= DIRECTIVE =
Extract, character for character, the lines of the listing from its first line through the line containing "colorbar-label: 2.5 [598, 160, 614, 173]", including both ends.

Element box annotations:
-----

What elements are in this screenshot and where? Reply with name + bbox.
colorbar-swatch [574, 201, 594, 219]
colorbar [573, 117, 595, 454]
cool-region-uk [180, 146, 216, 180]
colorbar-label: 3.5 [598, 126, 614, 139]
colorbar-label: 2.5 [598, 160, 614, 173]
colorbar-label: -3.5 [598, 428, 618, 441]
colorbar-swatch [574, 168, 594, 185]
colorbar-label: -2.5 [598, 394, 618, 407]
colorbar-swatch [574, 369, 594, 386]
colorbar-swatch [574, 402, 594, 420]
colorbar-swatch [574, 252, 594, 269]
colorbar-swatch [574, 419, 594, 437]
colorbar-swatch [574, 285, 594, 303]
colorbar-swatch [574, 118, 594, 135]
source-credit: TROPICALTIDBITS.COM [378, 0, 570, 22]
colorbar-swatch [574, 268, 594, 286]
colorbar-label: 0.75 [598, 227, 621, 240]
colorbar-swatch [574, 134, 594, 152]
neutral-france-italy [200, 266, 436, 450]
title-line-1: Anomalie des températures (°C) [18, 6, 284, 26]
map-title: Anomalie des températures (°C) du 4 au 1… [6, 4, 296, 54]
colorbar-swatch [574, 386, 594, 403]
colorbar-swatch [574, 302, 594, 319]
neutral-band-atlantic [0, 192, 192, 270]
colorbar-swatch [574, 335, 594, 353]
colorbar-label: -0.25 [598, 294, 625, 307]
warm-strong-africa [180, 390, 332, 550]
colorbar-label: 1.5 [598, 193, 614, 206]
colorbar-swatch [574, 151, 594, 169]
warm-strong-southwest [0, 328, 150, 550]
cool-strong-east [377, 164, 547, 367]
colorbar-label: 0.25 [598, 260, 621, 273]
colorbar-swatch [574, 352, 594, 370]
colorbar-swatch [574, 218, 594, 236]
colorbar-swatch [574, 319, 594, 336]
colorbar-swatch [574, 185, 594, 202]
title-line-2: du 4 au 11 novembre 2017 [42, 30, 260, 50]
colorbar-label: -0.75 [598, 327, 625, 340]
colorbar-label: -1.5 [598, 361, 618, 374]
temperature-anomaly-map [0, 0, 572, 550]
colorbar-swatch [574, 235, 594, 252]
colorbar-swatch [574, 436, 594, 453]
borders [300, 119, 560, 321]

-----

= TASK RESPONSE =
What elements are in this screenshot and where? Reply with name + bbox.
colorbar-swatch [574, 201, 594, 219]
colorbar [573, 117, 595, 454]
cool-region-uk [180, 146, 216, 180]
colorbar-label: 3.5 [598, 126, 614, 139]
colorbar-label: 2.5 [598, 160, 614, 173]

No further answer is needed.